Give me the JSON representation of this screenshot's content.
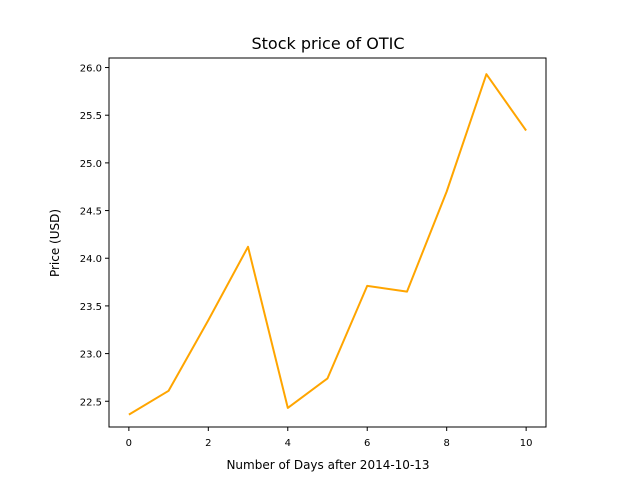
{
  "chart_data": {
    "type": "line",
    "title": "Stock price of OTIC",
    "xlabel": "Number of Days after 2014-10-13",
    "ylabel": "Price (USD)",
    "x": [
      0,
      1,
      2,
      3,
      4,
      5,
      6,
      7,
      8,
      9,
      10
    ],
    "series": [
      {
        "values": [
          22.36,
          22.61,
          23.35,
          24.12,
          22.43,
          22.74,
          23.71,
          23.65,
          24.7,
          25.93,
          25.34
        ],
        "color": "#FFA500"
      }
    ],
    "xlim": [
      -0.5,
      10.5
    ],
    "ylim": [
      22.23,
      26.1
    ],
    "xticks": [
      0,
      2,
      4,
      6,
      8,
      10
    ],
    "yticks": [
      22.5,
      23.0,
      23.5,
      24.0,
      24.5,
      25.0,
      25.5,
      26.0
    ],
    "xtick_labels": [
      "0",
      "2",
      "4",
      "6",
      "8",
      "10"
    ],
    "ytick_labels": [
      "22.5",
      "23.0",
      "23.5",
      "24.0",
      "24.5",
      "25.0",
      "25.5",
      "26.0"
    ],
    "grid": false
  }
}
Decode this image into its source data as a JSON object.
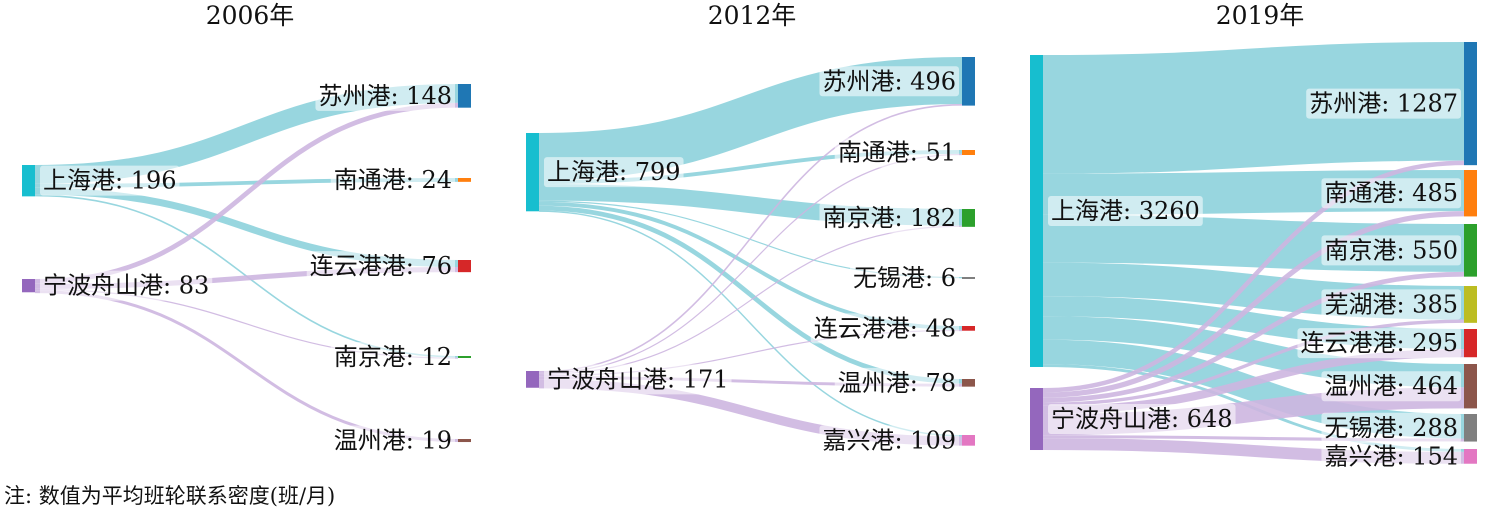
{
  "note": "注: 数值为平均班轮联系密度(班/月)",
  "colors": {
    "shanghai": "#17becf",
    "ningbo": "#9467bd",
    "shanghai_link": "#86cfd9",
    "ningbo_link": "#cdb6e0",
    "label_bg": "#ffffff"
  },
  "chart_data": [
    {
      "type": "sankey",
      "title": "2006年",
      "sources": [
        {
          "name": "上海港",
          "value": 196,
          "label": "上海港: 196",
          "color": "#17becf"
        },
        {
          "name": "宁波舟山港",
          "value": 83,
          "label": "宁波舟山港: 83",
          "color": "#9467bd"
        }
      ],
      "targets": [
        {
          "name": "苏州港",
          "value": 148,
          "label": "苏州港: 148",
          "color": "#1f77b4"
        },
        {
          "name": "南通港",
          "value": 24,
          "label": "南通港: 24",
          "color": "#ff7f0e"
        },
        {
          "name": "连云港港",
          "value": 76,
          "label": "连云港港: 76",
          "color": "#d62728"
        },
        {
          "name": "南京港",
          "value": 12,
          "label": "南京港: 12",
          "color": "#2ca02c"
        },
        {
          "name": "温州港",
          "value": 19,
          "label": "温州港: 19",
          "color": "#8c564b"
        }
      ],
      "links": [
        {
          "source": "上海港",
          "target": "苏州港",
          "value": 118
        },
        {
          "source": "上海港",
          "target": "南通港",
          "value": 24
        },
        {
          "source": "上海港",
          "target": "连云港港",
          "value": 44
        },
        {
          "source": "上海港",
          "target": "南京港",
          "value": 10
        },
        {
          "source": "宁波舟山港",
          "target": "苏州港",
          "value": 30
        },
        {
          "source": "宁波舟山港",
          "target": "连云港港",
          "value": 32
        },
        {
          "source": "宁波舟山港",
          "target": "南京港",
          "value": 2
        },
        {
          "source": "宁波舟山港",
          "target": "温州港",
          "value": 19
        }
      ]
    },
    {
      "type": "sankey",
      "title": "2012年",
      "sources": [
        {
          "name": "上海港",
          "value": 799,
          "label": "上海港: 799",
          "color": "#17becf"
        },
        {
          "name": "宁波舟山港",
          "value": 171,
          "label": "宁波舟山港: 171",
          "color": "#9467bd"
        }
      ],
      "targets": [
        {
          "name": "苏州港",
          "value": 496,
          "label": "苏州港: 496",
          "color": "#1f77b4"
        },
        {
          "name": "南通港",
          "value": 51,
          "label": "南通港: 51",
          "color": "#ff7f0e"
        },
        {
          "name": "南京港",
          "value": 182,
          "label": "南京港: 182",
          "color": "#2ca02c"
        },
        {
          "name": "无锡港",
          "value": 6,
          "label": "无锡港: 6",
          "color": "#7f7f7f"
        },
        {
          "name": "连云港港",
          "value": 48,
          "label": "连云港港: 48",
          "color": "#d62728"
        },
        {
          "name": "温州港",
          "value": 78,
          "label": "温州港: 78",
          "color": "#8c564b"
        },
        {
          "name": "嘉兴港",
          "value": 109,
          "label": "嘉兴港: 109",
          "color": "#e377c2"
        }
      ],
      "links": [
        {
          "source": "上海港",
          "target": "苏州港",
          "value": 480
        },
        {
          "source": "上海港",
          "target": "南通港",
          "value": 40
        },
        {
          "source": "上海港",
          "target": "南京港",
          "value": 170
        },
        {
          "source": "上海港",
          "target": "无锡港",
          "value": 6
        },
        {
          "source": "上海港",
          "target": "连云港港",
          "value": 40
        },
        {
          "source": "上海港",
          "target": "温州港",
          "value": 48
        },
        {
          "source": "上海港",
          "target": "嘉兴港",
          "value": 15
        },
        {
          "source": "宁波舟山港",
          "target": "苏州港",
          "value": 16
        },
        {
          "source": "宁波舟山港",
          "target": "南通港",
          "value": 11
        },
        {
          "source": "宁波舟山港",
          "target": "南京港",
          "value": 12
        },
        {
          "source": "宁波舟山港",
          "target": "连云港港",
          "value": 8
        },
        {
          "source": "宁波舟山港",
          "target": "温州港",
          "value": 30
        },
        {
          "source": "宁波舟山港",
          "target": "嘉兴港",
          "value": 94
        }
      ]
    },
    {
      "type": "sankey",
      "title": "2019年",
      "sources": [
        {
          "name": "上海港",
          "value": 3260,
          "label": "上海港: 3260",
          "color": "#17becf"
        },
        {
          "name": "宁波舟山港",
          "value": 648,
          "label": "宁波舟山港: 648",
          "color": "#9467bd"
        }
      ],
      "targets": [
        {
          "name": "苏州港",
          "value": 1287,
          "label": "苏州港: 1287",
          "color": "#1f77b4"
        },
        {
          "name": "南通港",
          "value": 485,
          "label": "南通港: 485",
          "color": "#ff7f0e"
        },
        {
          "name": "南京港",
          "value": 550,
          "label": "南京港: 550",
          "color": "#2ca02c"
        },
        {
          "name": "芜湖港",
          "value": 385,
          "label": "芜湖港: 385",
          "color": "#bcbd22"
        },
        {
          "name": "连云港港",
          "value": 295,
          "label": "连云港港: 295",
          "color": "#d62728"
        },
        {
          "name": "温州港",
          "value": 464,
          "label": "温州港: 464",
          "color": "#8c564b"
        },
        {
          "name": "无锡港",
          "value": 288,
          "label": "无锡港: 288",
          "color": "#7f7f7f"
        },
        {
          "name": "嘉兴港",
          "value": 154,
          "label": "嘉兴港: 154",
          "color": "#e377c2"
        }
      ],
      "links": [
        {
          "source": "上海港",
          "target": "苏州港",
          "value": 1240
        },
        {
          "source": "上海港",
          "target": "南通港",
          "value": 430
        },
        {
          "source": "上海港",
          "target": "南京港",
          "value": 500
        },
        {
          "source": "上海港",
          "target": "芜湖港",
          "value": 350
        },
        {
          "source": "上海港",
          "target": "连云港港",
          "value": 210
        },
        {
          "source": "上海港",
          "target": "温州港",
          "value": 244
        },
        {
          "source": "上海港",
          "target": "无锡港",
          "value": 256
        },
        {
          "source": "上海港",
          "target": "嘉兴港",
          "value": 30
        },
        {
          "source": "宁波舟山港",
          "target": "苏州港",
          "value": 47
        },
        {
          "source": "宁波舟山港",
          "target": "南通港",
          "value": 55
        },
        {
          "source": "宁波舟山港",
          "target": "南京港",
          "value": 50
        },
        {
          "source": "宁波舟山港",
          "target": "芜湖港",
          "value": 35
        },
        {
          "source": "宁波舟山港",
          "target": "连云港港",
          "value": 85
        },
        {
          "source": "宁波舟山港",
          "target": "温州港",
          "value": 220
        },
        {
          "source": "宁波舟山港",
          "target": "无锡港",
          "value": 32
        },
        {
          "source": "宁波舟山港",
          "target": "嘉兴港",
          "value": 124
        }
      ]
    }
  ]
}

================

#### Task statement:
Filter the listing above by the word "this"; copy each line that passes.

#### Right answer:
Give me the JSON representation of this screenshot's content.
Decode this image into its source data as a JSON object.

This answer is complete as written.